# Data supplied

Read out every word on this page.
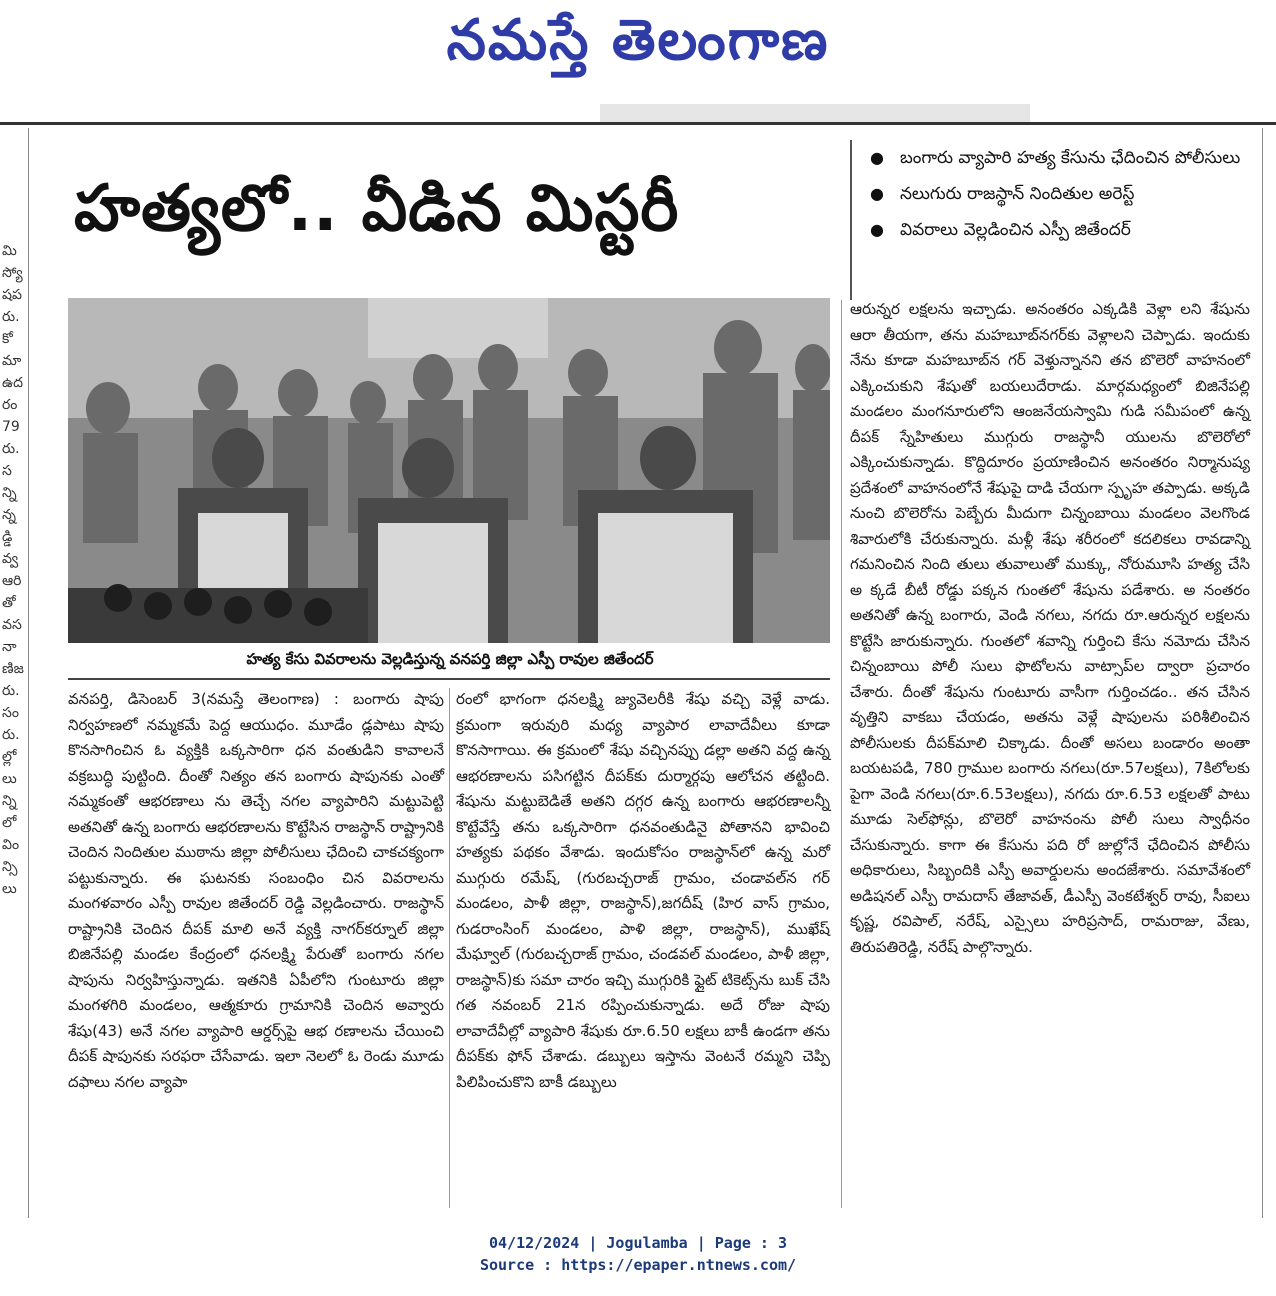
నమస్తే తెలంగాణ
మి
స్యో
షప
రు.
కో
మా
ఉద
రం
79
రు.
స
న్ని
న్న
డ్డి
వ్వ
ఆరి
తో
వస
నా
ణిజ
రు.
సం
రు.
ల్లో
లు
న్ని
లో
విం
న్సి
లు
హత్యలో.. వీడిన మిస్టరీ
● బంగారు వ్యాపారి హత్య కేసును ఛేదించిన పోలీసులు
● నలుగురు రాజస్థాన్ నిందితుల అరెస్ట్
● వివరాలు వెల్లడించిన ఎస్పీ జితేందర్
హత్య కేసు వివరాలను వెల్లడిస్తున్న వనపర్తి జిల్లా ఎస్పీ రావుల జితేందర్

వనపర్తి, డిసెంబర్ 3(నమస్తే తెలంగాణ) : బంగారు షాపు నిర్వహణలో నమ్మకమే పెద్ద ఆయుధం. మూడేం డ్లపాటు షాపు కొనసాగించిన ఓ వ్యక్తికి ఒక్కసారిగా ధన వంతుడిని కావాలనే వక్రబుద్ధి పుట్టింది. దీంతో నిత్యం తన బంగారు షాపునకు ఎంతో నమ్మకంతో ఆభరణాలు ను తెచ్చే నగల వ్యాపారిని మట్టుపెట్టి అతనితో ఉన్న బంగారు ఆభరణాలను కొట్టేసిన రాజస్థాన్ రాష్ట్రానికి చెందిన నిందితుల ముఠాను జిల్లా పోలీసులు ఛేదించి చాకచక్యంగా పట్టుకున్నారు. ఈ ఘటనకు సంబంధిం చిన వివరాలను మంగళవారం ఎస్పీ రావుల జితేందర్ రెడ్డి వెల్లడించారు. రాజస్థాన్ రాష్ట్రానికి చెందిన దీపక్ మాలి అనే వ్యక్తి నాగర్‌కర్నూల్ జిల్లా బిజినేపల్లి మండల కేంద్రంలో ధనలక్ష్మి పేరుతో బంగారు నగల షాపును నిర్వహిస్తున్నాడు. ఇతనికి ఏపీలోని గుంటూరు జిల్లా మంగళగిరి మండలం, ఆత్మకూరు గ్రామానికి చెందిన అవ్వారు శేషు(43) అనే నగల వ్యాపారి ఆర్డర్స్‌పై ఆభ రణాలను చేయించి దీపక్ షాపునకు సరఫరా చేసేవాడు. ఇలా నెలలో ఓ రెండు మూడు దఫాలు నగల వ్యాపా

రంలో భాగంగా ధనలక్ష్మి జ్యువెలరీకి శేషు వచ్చి వెళ్లే వాడు. క్రమంగా ఇరువురి మధ్య వ్యాపార లావాదేవీలు కూడా కొనసాగాయి. ఈ క్రమంలో శేషు వచ్చినప్పు డల్లా అతని వద్ద ఉన్న ఆభరణాలను పసిగట్టిన దీపక్‌కు దుర్మార్గపు ఆలోచన తట్టింది. శేషును మట్టుబెడితే అతని దగ్గర ఉన్న బంగారు ఆభరణాలన్నీ కొట్టేవేస్తే తను ఒక్కసారిగా ధనవంతుడినై పోతానని భావించి హత్యకు పథకం వేశాడు. ఇందుకోసం రాజస్థాన్‌లో ఉన్న మరో ముగ్గురు రమేష్, (గురబచ్చరాజ్ గ్రామం, చండావల్‌న గర్ మండలం, పాళీ జిల్లా, రాజస్థాన్),జగదీష్ (హిర వాస్ గ్రామం, గుడరాంసింగ్ మండలం, పాళి జిల్లా, రాజస్థాన్), ముఖేష్ మేఘ్వాల్ (గురబచ్చరాజ్ గ్రామం, చండవల్ మండలం, పాళీ జిల్లా, రాజస్థాన్)కు సమా చారం ఇచ్చి ముగ్గురికి ఫ్లైట్ టికెట్స్‌ను బుక్ చేసి గత నవంబర్ 21న రప్పించుకున్నాడు. అదే రోజు షాపు లావాదేవీల్లో వ్యాపారి శేషుకు రూ.6.50 లక్షలు బాకీ ఉండగా తను దీపక్‌కు ఫోన్ చేశాడు. డబ్బులు ఇస్తాను వెంటనే రమ్మని చెప్పి పిలిపించుకొని బాకీ డబ్బులు

ఆరున్నర లక్షలను ఇచ్చాడు. అనంతరం ఎక్కడికి వెళ్లా లని శేషును ఆరా తీయగా, తను మహబూబ్‌నగర్‌కు వెళ్లాలని చెప్పాడు. ఇందుకు నేను కూడా మహబూబ్‌న గర్ వెళ్తున్నానని తన బొలెరో వాహనంలో ఎక్కించుకుని శేషుతో బయలుదేరాడు. మార్గమధ్యంలో బిజినేపల్లి మండలం మంగనూరులోని ఆంజనేయస్వామి గుడి సమీపంలో ఉన్న దీపక్ స్నేహితులు ముగ్గురు రాజస్థానీ యులను బొలెరోలో ఎక్కించుకున్నాడు. కొద్దిదూరం ప్రయాణించిన అనంతరం నిర్మానుష్య ప్రదేశంలో వాహనంలోనే శేషుపై దాడి చేయగా స్పృహ తప్పాడు. అక్కడి నుంచి బొలెరోను పెబ్బేరు మీదుగా చిన్నంబాయి మండలం వెలగొండ శివారులోకి చేరుకున్నారు. మళ్లీ శేషు శరీరంలో కదలికలు రావడాన్ని గమనించిన నింది తులు తువాలుతో ముక్కు, నోరుమూసి హత్య చేసి అ క్కడే బీటీ రోడ్డు పక్కన గుంతలో శేషును పడేశారు. అ నంతరం అతనితో ఉన్న బంగారు, వెండి నగలు, నగదు రూ.ఆరున్నర లక్షలను కొట్టేసి జారుకున్నారు. గుంతలో శవాన్ని గుర్తించి కేసు నమోదు చేసిన చిన్నంబాయి పోలీ సులు ఫొటోలను వాట్సాప్‌ల ద్వారా ప్రచారం చేశారు. దీంతో శేషును గుంటూరు వాసీగా గుర్తించడం.. తన చేసిన వృత్తిని వాకబు చేయడం, అతను వెళ్లే షాపులను పరిశీలించిన పోలీసులకు దీపక్‌మాలి చిక్కాడు. దీంతో అసలు బండారం అంతా బయటపడి, 780 గ్రాముల బంగారు నగలు(రూ.57లక్షలు), 7కిలోలకు పైగా వెండి నగలు(రూ.6.53లక్షలు), నగదు రూ.6.53 లక్షలతో పాటు మూడు సెల్‌ఫోన్లు, బొలెరో వాహనంను పోలీ సులు స్వాధీనం చేసుకున్నారు. కాగా ఈ కేసును పది రో జుల్లోనే ఛేదించిన పోలీసు అధికారులు, సిబ్బందికి ఎస్పీ అవార్డులను అందజేశారు. సమావేశంలో అడిషనల్ ఎస్పీ రామదాస్ తేజావత్, డీఎస్పీ వెంకటేశ్వర్ రావు, సీఐలు కృష్ణ, రవిపాల్, నరేష్, ఎస్సైలు హరిప్రసాద్, రామరాజు, వేణు, తిరుపతిరెడ్డి, నరేష్ పాల్గొన్నారు.

04/12/2024 | Jogulamba | Page : 3
Source : https://epaper.ntnews.com/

# Exercise goal
Every record above should come back exactly, but without its pictures.

# Completed exercise
Read out every word on this page.
నమస్తే తెలంగాణ
మి
స్యో
షప
రు.
కో
మా
ఉద
రం
79
రు.
స
న్ని
న్న
డ్డి
వ్వ
ఆరి
తో
వస
నా
ణిజ
రు.
సం
రు.
ల్లో
లు
న్ని
లో
విం
న్సి
లు
హత్యలో.. వీడిన మిస్టరీ
● బంగారు వ్యాపారి హత్య కేసును ఛేదించిన పోలీసులు
● నలుగురు రాజస్థాన్ నిందితుల అరెస్ట్
● వివరాలు వెల్లడించిన ఎస్పీ జితేందర్
హత్య కేసు వివరాలను వెల్లడిస్తున్న వనపర్తి జిల్లా ఎస్పీ రావుల జితేందర్

వనపర్తి, డిసెంబర్ 3(నమస్తే తెలంగాణ) : బంగారు షాపు నిర్వహణలో నమ్మకమే పెద్ద ఆయుధం. మూడేం డ్లపాటు షాపు కొనసాగించిన ఓ వ్యక్తికి ఒక్కసారిగా ధన వంతుడిని కావాలనే వక్రబుద్ధి పుట్టింది. దీంతో నిత్యం తన బంగారు షాపునకు ఎంతో నమ్మకంతో ఆభరణాలు ను తెచ్చే నగల వ్యాపారిని మట్టుపెట్టి అతనితో ఉన్న బంగారు ఆభరణాలను కొట్టేసిన రాజస్థాన్ రాష్ట్రానికి చెందిన నిందితుల ముఠాను జిల్లా పోలీసులు ఛేదించి చాకచక్యంగా పట్టుకున్నారు. ఈ ఘటనకు సంబంధిం చిన వివరాలను మంగళవారం ఎస్పీ రావుల జితేందర్ రెడ్డి వెల్లడించారు. రాజస్థాన్ రాష్ట్రానికి చెందిన దీపక్ మాలి అనే వ్యక్తి నాగర్‌కర్నూల్ జిల్లా బిజినేపల్లి మండల కేంద్రంలో ధనలక్ష్మి పేరుతో బంగారు నగల షాపును నిర్వహిస్తున్నాడు. ఇతనికి ఏపీలోని గుంటూరు జిల్లా మంగళగిరి మండలం, ఆత్మకూరు గ్రామానికి చెందిన అవ్వారు శేషు(43) అనే నగల వ్యాపారి ఆర్డర్స్‌పై ఆభ రణాలను చేయించి దీపక్ షాపునకు సరఫరా చేసేవాడు. ఇలా నెలలో ఓ రెండు మూడు దఫాలు నగల వ్యాపా

రంలో భాగంగా ధనలక్ష్మి జ్యువెలరీకి శేషు వచ్చి వెళ్లే వాడు. క్రమంగా ఇరువురి మధ్య వ్యాపార లావాదేవీలు కూడా కొనసాగాయి. ఈ క్రమంలో శేషు వచ్చినప్పు డల్లా అతని వద్ద ఉన్న ఆభరణాలను పసిగట్టిన దీపక్‌కు దుర్మార్గపు ఆలోచన తట్టింది. శేషును మట్టుబెడితే అతని దగ్గర ఉన్న బంగారు ఆభరణాలన్నీ కొట్టేవేస్తే తను ఒక్కసారిగా ధనవంతుడినై పోతానని భావించి హత్యకు పథకం వేశాడు. ఇందుకోసం రాజస్థాన్‌లో ఉన్న మరో ముగ్గురు రమేష్, (గురబచ్చరాజ్ గ్రామం, చండావల్‌న గర్ మండలం, పాళీ జిల్లా, రాజస్థాన్),జగదీష్ (హిర వాస్ గ్రామం, గుడరాంసింగ్ మండలం, పాళి జిల్లా, రాజస్థాన్), ముఖేష్ మేఘ్వాల్ (గురబచ్చరాజ్ గ్రామం, చండవల్ మండలం, పాళీ జిల్లా, రాజస్థాన్)కు సమా చారం ఇచ్చి ముగ్గురికి ఫ్లైట్ టికెట్స్‌ను బుక్ చేసి గత నవంబర్ 21న రప్పించుకున్నాడు. అదే రోజు షాపు లావాదేవీల్లో వ్యాపారి శేషుకు రూ.6.50 లక్షలు బాకీ ఉండగా తను దీపక్‌కు ఫోన్ చేశాడు. డబ్బులు ఇస్తాను వెంటనే రమ్మని చెప్పి పిలిపించుకొని బాకీ డబ్బులు

ఆరున్నర లక్షలను ఇచ్చాడు. అనంతరం ఎక్కడికి వెళ్లా లని శేషును ఆరా తీయగా, తను మహబూబ్‌నగర్‌కు వెళ్లాలని చెప్పాడు. ఇందుకు నేను కూడా మహబూబ్‌న గర్ వెళ్తున్నానని తన బొలెరో వాహనంలో ఎక్కించుకుని శేషుతో బయలుదేరాడు. మార్గమధ్యంలో బిజినేపల్లి మండలం మంగనూరులోని ఆంజనేయస్వామి గుడి సమీపంలో ఉన్న దీపక్ స్నేహితులు ముగ్గురు రాజస్థానీ యులను బొలెరోలో ఎక్కించుకున్నాడు. కొద్దిదూరం ప్రయాణించిన అనంతరం నిర్మానుష్య ప్రదేశంలో వాహనంలోనే శేషుపై దాడి చేయగా స్పృహ తప్పాడు. అక్కడి నుంచి బొలెరోను పెబ్బేరు మీదుగా చిన్నంబాయి మండలం వెలగొండ శివారులోకి చేరుకున్నారు. మళ్లీ శేషు శరీరంలో కదలికలు రావడాన్ని గమనించిన నింది తులు తువాలుతో ముక్కు, నోరుమూసి హత్య చేసి అ క్కడే బీటీ రోడ్డు పక్కన గుంతలో శేషును పడేశారు. అ నంతరం అతనితో ఉన్న బంగారు, వెండి నగలు, నగదు రూ.ఆరున్నర లక్షలను కొట్టేసి జారుకున్నారు. గుంతలో శవాన్ని గుర్తించి కేసు నమోదు చేసిన చిన్నంబాయి పోలీ సులు ఫొటోలను వాట్సాప్‌ల ద్వారా ప్రచారం చేశారు. దీంతో శేషును గుంటూరు వాసీగా గుర్తించడం.. తన చేసిన వృత్తిని వాకబు చేయడం, అతను వెళ్లే షాపులను పరిశీలించిన పోలీసులకు దీపక్‌మాలి చిక్కాడు. దీంతో అసలు బండారం అంతా బయటపడి, 780 గ్రాముల బంగారు నగలు(రూ.57లక్షలు), 7కిలోలకు పైగా వెండి నగలు(రూ.6.53లక్షలు), నగదు రూ.6.53 లక్షలతో పాటు మూడు సెల్‌ఫోన్లు, బొలెరో వాహనంను పోలీ సులు స్వాధీనం చేసుకున్నారు. కాగా ఈ కేసును పది రో జుల్లోనే ఛేదించిన పోలీసు అధికారులు, సిబ్బందికి ఎస్పీ అవార్డులను అందజేశారు. సమావేశంలో అడిషనల్ ఎస్పీ రామదాస్ తేజావత్, డీఎస్పీ వెంకటేశ్వర్ రావు, సీఐలు కృష్ణ, రవిపాల్, నరేష్, ఎస్సైలు హరిప్రసాద్, రామరాజు, వేణు, తిరుపతిరెడ్డి, నరేష్ పాల్గొన్నారు.

04/12/2024 | Jogulamba | Page : 3
Source : https://epaper.ntnews.com/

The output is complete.